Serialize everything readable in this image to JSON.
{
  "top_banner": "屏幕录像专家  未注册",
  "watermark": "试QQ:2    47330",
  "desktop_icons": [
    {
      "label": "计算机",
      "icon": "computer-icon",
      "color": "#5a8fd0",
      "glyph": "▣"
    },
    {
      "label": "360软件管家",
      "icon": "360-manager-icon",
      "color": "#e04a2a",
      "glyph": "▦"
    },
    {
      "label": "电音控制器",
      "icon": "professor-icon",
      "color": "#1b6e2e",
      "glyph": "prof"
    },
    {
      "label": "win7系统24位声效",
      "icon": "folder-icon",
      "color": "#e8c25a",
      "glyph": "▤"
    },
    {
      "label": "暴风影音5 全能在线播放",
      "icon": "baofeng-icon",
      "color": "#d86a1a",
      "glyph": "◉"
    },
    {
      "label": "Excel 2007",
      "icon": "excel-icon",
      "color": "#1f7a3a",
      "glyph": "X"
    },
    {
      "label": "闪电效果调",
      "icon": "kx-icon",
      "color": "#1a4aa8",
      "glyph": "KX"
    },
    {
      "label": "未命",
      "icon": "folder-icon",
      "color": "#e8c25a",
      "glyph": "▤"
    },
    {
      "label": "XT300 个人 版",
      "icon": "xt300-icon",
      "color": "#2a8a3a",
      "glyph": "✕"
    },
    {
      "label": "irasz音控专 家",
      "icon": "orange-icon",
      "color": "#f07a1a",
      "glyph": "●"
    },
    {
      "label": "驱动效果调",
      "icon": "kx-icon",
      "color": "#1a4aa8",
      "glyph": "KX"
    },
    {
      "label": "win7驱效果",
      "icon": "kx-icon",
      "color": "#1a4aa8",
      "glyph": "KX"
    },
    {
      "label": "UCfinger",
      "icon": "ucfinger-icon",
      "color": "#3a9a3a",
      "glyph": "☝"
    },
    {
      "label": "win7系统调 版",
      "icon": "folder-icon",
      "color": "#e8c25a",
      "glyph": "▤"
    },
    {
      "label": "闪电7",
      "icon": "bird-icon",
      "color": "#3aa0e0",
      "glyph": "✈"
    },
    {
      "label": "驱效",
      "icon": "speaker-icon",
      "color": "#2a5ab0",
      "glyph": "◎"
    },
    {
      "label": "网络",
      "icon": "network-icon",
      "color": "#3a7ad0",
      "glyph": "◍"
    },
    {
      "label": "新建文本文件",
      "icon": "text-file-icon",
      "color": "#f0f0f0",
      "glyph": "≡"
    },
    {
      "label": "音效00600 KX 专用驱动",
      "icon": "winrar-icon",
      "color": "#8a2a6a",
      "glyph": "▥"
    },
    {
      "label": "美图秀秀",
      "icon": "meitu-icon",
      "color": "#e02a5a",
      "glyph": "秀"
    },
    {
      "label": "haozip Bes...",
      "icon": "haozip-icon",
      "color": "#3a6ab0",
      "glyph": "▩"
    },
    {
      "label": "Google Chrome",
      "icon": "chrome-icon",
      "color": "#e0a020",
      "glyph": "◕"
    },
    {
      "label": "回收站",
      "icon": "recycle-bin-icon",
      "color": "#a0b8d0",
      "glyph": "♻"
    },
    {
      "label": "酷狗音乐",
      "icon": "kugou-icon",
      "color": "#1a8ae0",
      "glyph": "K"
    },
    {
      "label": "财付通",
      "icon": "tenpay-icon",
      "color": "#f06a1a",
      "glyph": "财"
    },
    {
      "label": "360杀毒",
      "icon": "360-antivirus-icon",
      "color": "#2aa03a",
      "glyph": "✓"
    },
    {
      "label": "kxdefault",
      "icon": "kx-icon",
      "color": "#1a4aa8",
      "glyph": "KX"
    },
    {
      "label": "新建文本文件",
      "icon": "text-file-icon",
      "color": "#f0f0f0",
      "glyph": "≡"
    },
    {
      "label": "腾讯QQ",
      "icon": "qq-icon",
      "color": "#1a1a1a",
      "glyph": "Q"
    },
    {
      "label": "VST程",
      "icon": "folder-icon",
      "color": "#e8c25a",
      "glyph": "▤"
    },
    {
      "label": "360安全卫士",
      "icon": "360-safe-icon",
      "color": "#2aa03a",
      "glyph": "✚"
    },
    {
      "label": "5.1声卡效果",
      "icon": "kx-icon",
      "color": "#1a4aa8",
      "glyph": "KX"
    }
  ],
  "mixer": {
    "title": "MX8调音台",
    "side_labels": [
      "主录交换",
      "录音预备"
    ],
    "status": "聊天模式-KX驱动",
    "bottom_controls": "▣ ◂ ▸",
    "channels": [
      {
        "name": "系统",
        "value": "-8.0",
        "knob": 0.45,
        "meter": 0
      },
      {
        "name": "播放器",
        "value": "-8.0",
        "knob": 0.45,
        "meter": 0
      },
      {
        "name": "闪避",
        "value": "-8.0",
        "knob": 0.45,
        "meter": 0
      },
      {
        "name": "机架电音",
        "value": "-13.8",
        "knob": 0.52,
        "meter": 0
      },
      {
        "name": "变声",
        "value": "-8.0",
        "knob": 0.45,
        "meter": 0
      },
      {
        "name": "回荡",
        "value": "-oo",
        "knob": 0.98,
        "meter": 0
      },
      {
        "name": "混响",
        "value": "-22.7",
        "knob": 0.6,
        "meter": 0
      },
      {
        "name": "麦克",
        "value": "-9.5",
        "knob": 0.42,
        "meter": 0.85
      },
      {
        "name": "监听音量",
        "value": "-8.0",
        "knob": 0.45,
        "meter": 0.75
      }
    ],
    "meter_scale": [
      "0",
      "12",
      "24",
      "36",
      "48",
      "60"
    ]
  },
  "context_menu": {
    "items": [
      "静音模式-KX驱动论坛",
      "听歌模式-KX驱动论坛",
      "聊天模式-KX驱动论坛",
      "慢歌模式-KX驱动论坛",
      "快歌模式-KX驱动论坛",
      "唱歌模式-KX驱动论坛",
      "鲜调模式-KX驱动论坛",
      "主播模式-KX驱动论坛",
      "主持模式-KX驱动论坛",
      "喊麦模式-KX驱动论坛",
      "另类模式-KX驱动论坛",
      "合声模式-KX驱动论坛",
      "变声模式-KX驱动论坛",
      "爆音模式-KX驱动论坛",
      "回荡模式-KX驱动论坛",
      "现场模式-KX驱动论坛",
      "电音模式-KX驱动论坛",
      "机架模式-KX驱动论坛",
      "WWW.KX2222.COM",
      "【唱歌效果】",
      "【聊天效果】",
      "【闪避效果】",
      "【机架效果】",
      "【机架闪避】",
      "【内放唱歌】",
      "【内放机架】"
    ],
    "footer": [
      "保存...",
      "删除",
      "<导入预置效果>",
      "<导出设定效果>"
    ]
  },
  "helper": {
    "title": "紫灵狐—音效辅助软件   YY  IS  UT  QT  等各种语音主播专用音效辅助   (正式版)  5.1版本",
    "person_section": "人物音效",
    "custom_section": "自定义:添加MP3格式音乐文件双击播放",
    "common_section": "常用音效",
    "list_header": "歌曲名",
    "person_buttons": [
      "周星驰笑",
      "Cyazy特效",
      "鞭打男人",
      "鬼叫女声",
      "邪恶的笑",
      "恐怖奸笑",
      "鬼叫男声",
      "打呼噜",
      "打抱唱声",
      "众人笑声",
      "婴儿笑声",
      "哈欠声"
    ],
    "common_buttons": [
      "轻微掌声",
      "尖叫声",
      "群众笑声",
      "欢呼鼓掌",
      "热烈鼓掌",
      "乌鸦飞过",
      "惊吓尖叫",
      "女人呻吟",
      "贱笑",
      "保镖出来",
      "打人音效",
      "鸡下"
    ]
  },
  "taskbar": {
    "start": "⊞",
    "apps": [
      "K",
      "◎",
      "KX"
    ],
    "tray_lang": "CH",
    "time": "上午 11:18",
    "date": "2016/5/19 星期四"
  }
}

Problem to solve
Everything above must be retyped. Keep each record exactly the same.

Response to the exercise
Serialize everything readable in this image to JSON.
{
  "top_banner": "屏幕录像专家  未注册",
  "watermark": "试QQ:2    47330",
  "desktop_icons": [
    {
      "label": "计算机",
      "icon": "computer-icon",
      "color": "#5a8fd0",
      "glyph": "▣"
    },
    {
      "label": "360软件管家",
      "icon": "360-manager-icon",
      "color": "#e04a2a",
      "glyph": "▦"
    },
    {
      "label": "电音控制器",
      "icon": "professor-icon",
      "color": "#1b6e2e",
      "glyph": "prof"
    },
    {
      "label": "win7系统24位声效",
      "icon": "folder-icon",
      "color": "#e8c25a",
      "glyph": "▤"
    },
    {
      "label": "暴风影音5 全能在线播放",
      "icon": "baofeng-icon",
      "color": "#d86a1a",
      "glyph": "◉"
    },
    {
      "label": "Excel 2007",
      "icon": "excel-icon",
      "color": "#1f7a3a",
      "glyph": "X"
    },
    {
      "label": "闪电效果调",
      "icon": "kx-icon",
      "color": "#1a4aa8",
      "glyph": "KX"
    },
    {
      "label": "未命",
      "icon": "folder-icon",
      "color": "#e8c25a",
      "glyph": "▤"
    },
    {
      "label": "XT300 个人 版",
      "icon": "xt300-icon",
      "color": "#2a8a3a",
      "glyph": "✕"
    },
    {
      "label": "irasz音控专 家",
      "icon": "orange-icon",
      "color": "#f07a1a",
      "glyph": "●"
    },
    {
      "label": "驱动效果调",
      "icon": "kx-icon",
      "color": "#1a4aa8",
      "glyph": "KX"
    },
    {
      "label": "win7驱效果",
      "icon": "kx-icon",
      "color": "#1a4aa8",
      "glyph": "KX"
    },
    {
      "label": "UCfinger",
      "icon": "ucfinger-icon",
      "color": "#3a9a3a",
      "glyph": "☝"
    },
    {
      "label": "win7系统调 版",
      "icon": "folder-icon",
      "color": "#e8c25a",
      "glyph": "▤"
    },
    {
      "label": "闪电7",
      "icon": "bird-icon",
      "color": "#3aa0e0",
      "glyph": "✈"
    },
    {
      "label": "驱效",
      "icon": "speaker-icon",
      "color": "#2a5ab0",
      "glyph": "◎"
    },
    {
      "label": "网络",
      "icon": "network-icon",
      "color": "#3a7ad0",
      "glyph": "◍"
    },
    {
      "label": "新建文本文件",
      "icon": "text-file-icon",
      "color": "#f0f0f0",
      "glyph": "≡"
    },
    {
      "label": "音效00600 KX 专用驱动",
      "icon": "winrar-icon",
      "color": "#8a2a6a",
      "glyph": "▥"
    },
    {
      "label": "美图秀秀",
      "icon": "meitu-icon",
      "color": "#e02a5a",
      "glyph": "秀"
    },
    {
      "label": "haozip Bes...",
      "icon": "haozip-icon",
      "color": "#3a6ab0",
      "glyph": "▩"
    },
    {
      "label": "Google Chrome",
      "icon": "chrome-icon",
      "color": "#e0a020",
      "glyph": "◕"
    },
    {
      "label": "回收站",
      "icon": "recycle-bin-icon",
      "color": "#a0b8d0",
      "glyph": "♻"
    },
    {
      "label": "酷狗音乐",
      "icon": "kugou-icon",
      "color": "#1a8ae0",
      "glyph": "K"
    },
    {
      "label": "财付通",
      "icon": "tenpay-icon",
      "color": "#f06a1a",
      "glyph": "财"
    },
    {
      "label": "360杀毒",
      "icon": "360-antivirus-icon",
      "color": "#2aa03a",
      "glyph": "✓"
    },
    {
      "label": "kxdefault",
      "icon": "kx-icon",
      "color": "#1a4aa8",
      "glyph": "KX"
    },
    {
      "label": "新建文本文件",
      "icon": "text-file-icon",
      "color": "#f0f0f0",
      "glyph": "≡"
    },
    {
      "label": "腾讯QQ",
      "icon": "qq-icon",
      "color": "#1a1a1a",
      "glyph": "Q"
    },
    {
      "label": "VST程",
      "icon": "folder-icon",
      "color": "#e8c25a",
      "glyph": "▤"
    },
    {
      "label": "360安全卫士",
      "icon": "360-safe-icon",
      "color": "#2aa03a",
      "glyph": "✚"
    },
    {
      "label": "5.1声卡效果",
      "icon": "kx-icon",
      "color": "#1a4aa8",
      "glyph": "KX"
    }
  ],
  "mixer": {
    "title": "MX8调音台",
    "side_labels": [
      "主录交换",
      "录音预备"
    ],
    "status": "聊天模式-KX驱动",
    "bottom_controls": "▣ ◂ ▸",
    "channels": [
      {
        "name": "系统",
        "value": "-8.0",
        "knob": 0.45,
        "meter": 0
      },
      {
        "name": "播放器",
        "value": "-8.0",
        "knob": 0.45,
        "meter": 0
      },
      {
        "name": "闪避",
        "value": "-8.0",
        "knob": 0.45,
        "meter": 0
      },
      {
        "name": "机架电音",
        "value": "-13.8",
        "knob": 0.52,
        "meter": 0
      },
      {
        "name": "变声",
        "value": "-8.0",
        "knob": 0.45,
        "meter": 0
      },
      {
        "name": "回荡",
        "value": "-oo",
        "knob": 0.98,
        "meter": 0
      },
      {
        "name": "混响",
        "value": "-22.7",
        "knob": 0.6,
        "meter": 0
      },
      {
        "name": "麦克",
        "value": "-9.5",
        "knob": 0.42,
        "meter": 0.85
      },
      {
        "name": "监听音量",
        "value": "-8.0",
        "knob": 0.45,
        "meter": 0.75
      }
    ],
    "meter_scale": [
      "0",
      "12",
      "24",
      "36",
      "48",
      "60"
    ]
  },
  "context_menu": {
    "items": [
      "静音模式-KX驱动论坛",
      "听歌模式-KX驱动论坛",
      "聊天模式-KX驱动论坛",
      "慢歌模式-KX驱动论坛",
      "快歌模式-KX驱动论坛",
      "唱歌模式-KX驱动论坛",
      "鲜调模式-KX驱动论坛",
      "主播模式-KX驱动论坛",
      "主持模式-KX驱动论坛",
      "喊麦模式-KX驱动论坛",
      "另类模式-KX驱动论坛",
      "合声模式-KX驱动论坛",
      "变声模式-KX驱动论坛",
      "爆音模式-KX驱动论坛",
      "回荡模式-KX驱动论坛",
      "现场模式-KX驱动论坛",
      "电音模式-KX驱动论坛",
      "机架模式-KX驱动论坛",
      "WWW.KX2222.COM",
      "【唱歌效果】",
      "【聊天效果】",
      "【闪避效果】",
      "【机架效果】",
      "【机架闪避】",
      "【内放唱歌】",
      "【内放机架】"
    ],
    "footer": [
      "保存...",
      "删除",
      "<导入预置效果>",
      "<导出设定效果>"
    ]
  },
  "helper": {
    "title": "紫灵狐—音效辅助软件   YY  IS  UT  QT  等各种语音主播专用音效辅助   (正式版)  5.1版本",
    "person_section": "人物音效",
    "custom_section": "自定义:添加MP3格式音乐文件双击播放",
    "common_section": "常用音效",
    "list_header": "歌曲名",
    "person_buttons": [
      "周星驰笑",
      "Cyazy特效",
      "鞭打男人",
      "鬼叫女声",
      "邪恶的笑",
      "恐怖奸笑",
      "鬼叫男声",
      "打呼噜",
      "打抱唱声",
      "众人笑声",
      "婴儿笑声",
      "哈欠声"
    ],
    "common_buttons": [
      "轻微掌声",
      "尖叫声",
      "群众笑声",
      "欢呼鼓掌",
      "热烈鼓掌",
      "乌鸦飞过",
      "惊吓尖叫",
      "女人呻吟",
      "贱笑",
      "保镖出来",
      "打人音效",
      "鸡下"
    ]
  },
  "taskbar": {
    "start": "⊞",
    "apps": [
      "K",
      "◎",
      "KX"
    ],
    "tray_lang": "CH",
    "time": "上午 11:18",
    "date": "2016/5/19 星期四"
  }
}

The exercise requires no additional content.